Lindsay Pulsipher (Freestyle Releasing)


Mixed message

Redemption and romance compete for the plot in God Bless the Broken Road

Precisely half the audience at the opening night showing of God Bless the Broken Road that I attended seemed to enjoy the new faith film. The other patron laughed and gasped throughout, while I groaned in silence.

Sure, melodramatic plot devices are a matter of taste. Here’s one of many; gauge it for yourself: Late in the film, Amber (Lindsay Pulsipher), whose husband died in Afghanistan, is feeling hopeless and angry with God. The bank has issued its final foreclosure warning, and her fourth-grade daughter has run away. That’s when a wheelchair-bound veteran approaches her. He strains to push himself out of his seat, stands (inexplicably), salutes her, and explains the necklace he’s wearing. Her husband, who had saved his life, in his dying moments gave him the small crucifix that he had “made from the shrapnel of our first firefight.” (The PG film has some brief, bloodless combat action.)

::::

> Request
Print everything in the film review from "Lindsay Pulsipher (Freestyle" down to "groaned in silence.", copied word for word.

> Excerpted data
::::

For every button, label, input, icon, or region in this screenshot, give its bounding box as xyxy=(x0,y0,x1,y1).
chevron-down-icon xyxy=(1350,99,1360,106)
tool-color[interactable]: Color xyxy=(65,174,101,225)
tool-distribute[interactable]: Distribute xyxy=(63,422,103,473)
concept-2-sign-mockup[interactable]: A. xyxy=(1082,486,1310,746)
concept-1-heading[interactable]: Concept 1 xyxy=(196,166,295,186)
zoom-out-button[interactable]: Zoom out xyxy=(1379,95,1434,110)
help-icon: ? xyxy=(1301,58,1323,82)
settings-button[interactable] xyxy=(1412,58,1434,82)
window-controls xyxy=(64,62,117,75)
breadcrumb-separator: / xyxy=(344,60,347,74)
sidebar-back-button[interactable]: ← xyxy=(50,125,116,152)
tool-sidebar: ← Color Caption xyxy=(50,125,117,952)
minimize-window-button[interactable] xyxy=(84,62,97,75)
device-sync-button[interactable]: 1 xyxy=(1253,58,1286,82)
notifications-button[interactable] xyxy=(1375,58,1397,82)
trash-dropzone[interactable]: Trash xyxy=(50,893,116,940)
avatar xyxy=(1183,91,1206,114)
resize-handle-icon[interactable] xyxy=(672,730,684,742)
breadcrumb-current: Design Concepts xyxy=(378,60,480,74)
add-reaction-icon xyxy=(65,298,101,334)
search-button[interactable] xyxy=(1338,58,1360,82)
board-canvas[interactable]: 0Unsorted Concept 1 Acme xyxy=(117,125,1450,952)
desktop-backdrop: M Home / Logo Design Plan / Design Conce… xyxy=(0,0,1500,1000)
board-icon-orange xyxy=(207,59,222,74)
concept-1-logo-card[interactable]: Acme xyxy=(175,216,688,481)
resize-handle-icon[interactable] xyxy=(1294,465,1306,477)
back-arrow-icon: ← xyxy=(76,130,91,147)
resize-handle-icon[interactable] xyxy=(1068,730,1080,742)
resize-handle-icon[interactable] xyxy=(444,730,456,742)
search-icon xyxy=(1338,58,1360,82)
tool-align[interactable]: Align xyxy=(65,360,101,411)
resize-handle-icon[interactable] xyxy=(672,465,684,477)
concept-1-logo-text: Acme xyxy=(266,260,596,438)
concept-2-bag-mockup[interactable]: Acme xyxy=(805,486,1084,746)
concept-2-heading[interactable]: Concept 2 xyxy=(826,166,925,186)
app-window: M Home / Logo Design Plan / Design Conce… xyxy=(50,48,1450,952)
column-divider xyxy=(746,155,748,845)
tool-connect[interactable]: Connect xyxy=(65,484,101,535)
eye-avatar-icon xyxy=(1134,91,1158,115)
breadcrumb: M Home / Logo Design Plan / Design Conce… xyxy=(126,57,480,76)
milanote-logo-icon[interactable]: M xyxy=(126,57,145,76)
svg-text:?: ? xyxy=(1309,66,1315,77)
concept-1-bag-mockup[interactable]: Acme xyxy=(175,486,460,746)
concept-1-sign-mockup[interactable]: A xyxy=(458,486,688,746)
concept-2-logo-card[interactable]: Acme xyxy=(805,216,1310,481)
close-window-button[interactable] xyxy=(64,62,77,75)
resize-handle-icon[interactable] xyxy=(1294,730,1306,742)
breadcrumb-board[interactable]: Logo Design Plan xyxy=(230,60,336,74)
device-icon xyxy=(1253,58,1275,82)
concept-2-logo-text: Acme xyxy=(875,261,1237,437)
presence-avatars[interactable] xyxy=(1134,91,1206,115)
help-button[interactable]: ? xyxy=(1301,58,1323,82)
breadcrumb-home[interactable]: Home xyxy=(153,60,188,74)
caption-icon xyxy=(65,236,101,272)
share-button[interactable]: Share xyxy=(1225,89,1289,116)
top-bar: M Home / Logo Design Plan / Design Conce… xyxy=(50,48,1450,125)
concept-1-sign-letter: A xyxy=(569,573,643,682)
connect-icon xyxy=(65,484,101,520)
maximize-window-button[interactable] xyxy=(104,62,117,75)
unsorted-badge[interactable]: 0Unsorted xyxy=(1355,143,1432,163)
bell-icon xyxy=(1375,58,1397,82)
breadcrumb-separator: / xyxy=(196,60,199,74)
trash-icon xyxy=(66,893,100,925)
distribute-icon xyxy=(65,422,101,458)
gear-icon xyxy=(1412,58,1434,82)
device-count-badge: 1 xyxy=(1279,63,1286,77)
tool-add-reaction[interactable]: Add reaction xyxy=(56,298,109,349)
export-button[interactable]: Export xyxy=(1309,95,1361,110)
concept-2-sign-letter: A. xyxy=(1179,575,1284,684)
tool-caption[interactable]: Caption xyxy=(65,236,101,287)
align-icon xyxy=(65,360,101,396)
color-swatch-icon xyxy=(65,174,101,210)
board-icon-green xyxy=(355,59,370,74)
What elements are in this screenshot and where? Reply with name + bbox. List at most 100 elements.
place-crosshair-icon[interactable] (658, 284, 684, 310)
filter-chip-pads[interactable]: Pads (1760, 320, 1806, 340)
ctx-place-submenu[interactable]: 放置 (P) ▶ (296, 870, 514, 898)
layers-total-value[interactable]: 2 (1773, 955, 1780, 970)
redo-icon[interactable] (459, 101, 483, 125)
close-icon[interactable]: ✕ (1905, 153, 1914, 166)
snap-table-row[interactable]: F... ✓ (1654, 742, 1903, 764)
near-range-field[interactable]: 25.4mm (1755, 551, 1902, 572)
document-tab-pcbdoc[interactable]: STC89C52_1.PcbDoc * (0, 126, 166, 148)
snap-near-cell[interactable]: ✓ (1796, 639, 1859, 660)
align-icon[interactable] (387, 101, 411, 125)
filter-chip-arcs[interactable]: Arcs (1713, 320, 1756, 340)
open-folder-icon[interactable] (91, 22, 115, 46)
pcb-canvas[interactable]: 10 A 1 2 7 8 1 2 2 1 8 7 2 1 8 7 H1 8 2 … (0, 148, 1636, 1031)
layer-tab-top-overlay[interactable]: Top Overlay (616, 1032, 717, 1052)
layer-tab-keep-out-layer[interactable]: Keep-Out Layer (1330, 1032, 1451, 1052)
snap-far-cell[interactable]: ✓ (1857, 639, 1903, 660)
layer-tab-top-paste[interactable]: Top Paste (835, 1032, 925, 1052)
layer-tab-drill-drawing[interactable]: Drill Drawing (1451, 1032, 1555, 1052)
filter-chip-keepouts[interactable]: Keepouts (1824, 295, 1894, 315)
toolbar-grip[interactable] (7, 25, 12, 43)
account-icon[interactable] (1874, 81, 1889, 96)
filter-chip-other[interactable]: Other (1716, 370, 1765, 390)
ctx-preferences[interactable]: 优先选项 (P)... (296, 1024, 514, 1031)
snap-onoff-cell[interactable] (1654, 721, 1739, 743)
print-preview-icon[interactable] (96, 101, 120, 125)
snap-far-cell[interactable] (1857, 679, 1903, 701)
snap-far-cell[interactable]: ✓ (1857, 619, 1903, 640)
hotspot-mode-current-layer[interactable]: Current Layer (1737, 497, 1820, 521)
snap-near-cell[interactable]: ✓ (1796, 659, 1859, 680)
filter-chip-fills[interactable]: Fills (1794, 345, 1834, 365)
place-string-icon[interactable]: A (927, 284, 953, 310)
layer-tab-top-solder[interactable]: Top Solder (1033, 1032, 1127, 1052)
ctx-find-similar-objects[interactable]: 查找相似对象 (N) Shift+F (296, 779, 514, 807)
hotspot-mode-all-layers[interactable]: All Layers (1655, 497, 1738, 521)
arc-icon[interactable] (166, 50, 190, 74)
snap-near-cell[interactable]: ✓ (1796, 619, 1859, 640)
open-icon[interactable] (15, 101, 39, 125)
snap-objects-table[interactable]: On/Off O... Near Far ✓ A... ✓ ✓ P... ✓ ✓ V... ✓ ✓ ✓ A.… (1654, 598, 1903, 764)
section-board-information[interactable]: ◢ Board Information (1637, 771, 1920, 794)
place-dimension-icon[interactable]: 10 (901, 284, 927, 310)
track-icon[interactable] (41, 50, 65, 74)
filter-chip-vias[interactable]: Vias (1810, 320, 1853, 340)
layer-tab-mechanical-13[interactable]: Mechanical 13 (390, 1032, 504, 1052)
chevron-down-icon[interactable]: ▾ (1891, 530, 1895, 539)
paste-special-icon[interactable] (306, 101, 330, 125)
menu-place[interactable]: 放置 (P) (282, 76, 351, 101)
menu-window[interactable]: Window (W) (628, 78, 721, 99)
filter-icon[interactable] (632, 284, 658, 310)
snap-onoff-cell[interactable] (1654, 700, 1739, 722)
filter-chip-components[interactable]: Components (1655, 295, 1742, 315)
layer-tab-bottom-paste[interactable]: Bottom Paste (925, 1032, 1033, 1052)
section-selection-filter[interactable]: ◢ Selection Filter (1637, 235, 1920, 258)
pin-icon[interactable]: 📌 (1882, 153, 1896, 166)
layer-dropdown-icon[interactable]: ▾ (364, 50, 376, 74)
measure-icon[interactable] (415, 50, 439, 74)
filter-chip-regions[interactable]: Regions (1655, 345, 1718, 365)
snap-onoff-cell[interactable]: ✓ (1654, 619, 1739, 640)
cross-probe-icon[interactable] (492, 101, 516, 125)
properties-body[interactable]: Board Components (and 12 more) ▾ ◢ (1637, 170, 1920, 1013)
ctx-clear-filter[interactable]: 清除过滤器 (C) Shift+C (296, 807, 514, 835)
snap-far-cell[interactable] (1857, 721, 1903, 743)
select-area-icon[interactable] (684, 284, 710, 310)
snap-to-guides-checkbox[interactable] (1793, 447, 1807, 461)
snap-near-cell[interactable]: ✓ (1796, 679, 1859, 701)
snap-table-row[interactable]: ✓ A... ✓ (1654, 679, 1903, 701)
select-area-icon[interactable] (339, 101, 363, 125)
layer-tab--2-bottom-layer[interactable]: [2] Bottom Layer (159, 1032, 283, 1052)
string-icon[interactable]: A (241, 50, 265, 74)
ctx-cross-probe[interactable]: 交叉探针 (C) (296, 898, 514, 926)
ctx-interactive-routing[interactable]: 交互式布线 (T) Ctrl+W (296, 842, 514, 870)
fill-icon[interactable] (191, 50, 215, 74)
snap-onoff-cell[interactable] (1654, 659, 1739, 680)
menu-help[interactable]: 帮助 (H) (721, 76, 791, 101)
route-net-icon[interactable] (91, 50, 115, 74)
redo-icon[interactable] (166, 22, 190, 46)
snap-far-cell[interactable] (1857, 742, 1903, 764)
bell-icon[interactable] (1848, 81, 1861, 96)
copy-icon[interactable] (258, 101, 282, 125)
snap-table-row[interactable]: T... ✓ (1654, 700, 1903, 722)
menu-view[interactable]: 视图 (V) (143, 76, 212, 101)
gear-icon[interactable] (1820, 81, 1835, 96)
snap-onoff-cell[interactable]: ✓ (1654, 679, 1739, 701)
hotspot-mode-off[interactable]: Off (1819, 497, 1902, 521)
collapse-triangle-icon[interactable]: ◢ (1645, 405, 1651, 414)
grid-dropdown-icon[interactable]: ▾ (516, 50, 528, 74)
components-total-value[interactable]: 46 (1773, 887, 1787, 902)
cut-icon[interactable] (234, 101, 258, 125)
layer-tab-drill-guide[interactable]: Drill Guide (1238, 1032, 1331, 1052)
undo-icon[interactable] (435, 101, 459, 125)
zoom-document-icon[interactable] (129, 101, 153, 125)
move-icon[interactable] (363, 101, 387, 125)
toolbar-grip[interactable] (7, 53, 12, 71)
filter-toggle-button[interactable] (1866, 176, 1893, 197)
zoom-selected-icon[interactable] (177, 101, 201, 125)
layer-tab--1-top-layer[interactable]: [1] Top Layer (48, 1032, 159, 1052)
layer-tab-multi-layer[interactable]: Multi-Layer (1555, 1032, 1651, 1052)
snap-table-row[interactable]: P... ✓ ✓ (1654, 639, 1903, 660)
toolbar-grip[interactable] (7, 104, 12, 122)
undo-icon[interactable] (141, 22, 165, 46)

::::

> Response to this task
Lindsay Pulsipher (Freestyle Releasing)


Mixed message

Redemption and romance compete for the plot in God Bless the Broken Road

Precisely half the audience at the opening night showing of God Bless the Broken Road that I attended seemed to enjoy the new faith film. The other patron laughed and gasped throughout, while I groaned in silence.